**SET EXERCISE**
Determine how many lines of the data below contain "μέσα", then give only that number.

━━━━━ PROVIDED DATA ━━━━━

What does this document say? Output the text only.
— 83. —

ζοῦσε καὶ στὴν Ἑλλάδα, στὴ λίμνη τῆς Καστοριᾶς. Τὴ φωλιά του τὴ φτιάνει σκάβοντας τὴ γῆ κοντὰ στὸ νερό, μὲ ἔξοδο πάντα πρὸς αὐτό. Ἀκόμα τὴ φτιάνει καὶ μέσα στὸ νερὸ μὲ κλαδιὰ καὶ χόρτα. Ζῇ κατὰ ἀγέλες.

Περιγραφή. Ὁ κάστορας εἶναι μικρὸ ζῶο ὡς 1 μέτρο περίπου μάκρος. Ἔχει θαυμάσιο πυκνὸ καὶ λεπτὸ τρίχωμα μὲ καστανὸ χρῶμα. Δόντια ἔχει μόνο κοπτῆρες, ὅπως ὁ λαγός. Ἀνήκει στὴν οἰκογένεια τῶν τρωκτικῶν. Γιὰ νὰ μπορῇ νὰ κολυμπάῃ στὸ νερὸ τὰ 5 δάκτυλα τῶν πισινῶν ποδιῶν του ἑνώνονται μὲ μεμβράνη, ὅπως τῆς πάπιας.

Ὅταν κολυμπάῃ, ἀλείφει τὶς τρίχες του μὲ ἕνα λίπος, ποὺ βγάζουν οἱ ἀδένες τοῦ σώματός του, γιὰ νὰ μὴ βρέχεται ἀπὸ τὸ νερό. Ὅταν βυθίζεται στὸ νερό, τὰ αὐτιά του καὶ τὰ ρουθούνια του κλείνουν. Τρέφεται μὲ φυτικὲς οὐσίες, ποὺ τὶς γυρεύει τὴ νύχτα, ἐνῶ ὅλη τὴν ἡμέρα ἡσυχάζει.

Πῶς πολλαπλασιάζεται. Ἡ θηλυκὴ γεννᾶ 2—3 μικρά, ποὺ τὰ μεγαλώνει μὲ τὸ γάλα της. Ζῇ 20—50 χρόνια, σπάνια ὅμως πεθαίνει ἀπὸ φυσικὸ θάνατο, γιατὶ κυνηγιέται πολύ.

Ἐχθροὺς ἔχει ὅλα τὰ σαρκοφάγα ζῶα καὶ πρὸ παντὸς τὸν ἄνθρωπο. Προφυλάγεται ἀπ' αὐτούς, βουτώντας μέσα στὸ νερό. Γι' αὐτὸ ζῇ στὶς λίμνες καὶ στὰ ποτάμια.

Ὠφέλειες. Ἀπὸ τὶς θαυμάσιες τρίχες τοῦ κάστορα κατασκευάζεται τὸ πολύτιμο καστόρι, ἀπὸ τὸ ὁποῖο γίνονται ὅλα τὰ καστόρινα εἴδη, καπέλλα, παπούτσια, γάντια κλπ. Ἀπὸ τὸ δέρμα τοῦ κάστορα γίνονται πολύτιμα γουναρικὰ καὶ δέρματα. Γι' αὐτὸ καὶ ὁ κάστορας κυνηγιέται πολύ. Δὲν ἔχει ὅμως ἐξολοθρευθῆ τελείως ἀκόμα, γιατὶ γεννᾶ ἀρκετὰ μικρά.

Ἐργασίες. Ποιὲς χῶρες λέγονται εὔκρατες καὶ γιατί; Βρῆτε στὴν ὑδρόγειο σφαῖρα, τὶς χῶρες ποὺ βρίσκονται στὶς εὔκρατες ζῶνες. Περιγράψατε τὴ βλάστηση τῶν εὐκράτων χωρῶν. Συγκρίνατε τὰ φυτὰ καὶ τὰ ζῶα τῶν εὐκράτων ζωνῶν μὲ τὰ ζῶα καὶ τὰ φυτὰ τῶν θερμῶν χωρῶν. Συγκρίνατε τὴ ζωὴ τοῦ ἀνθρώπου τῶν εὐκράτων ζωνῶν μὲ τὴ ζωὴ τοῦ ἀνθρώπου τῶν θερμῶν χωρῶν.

━━━━━

**FINAL RESULT**
2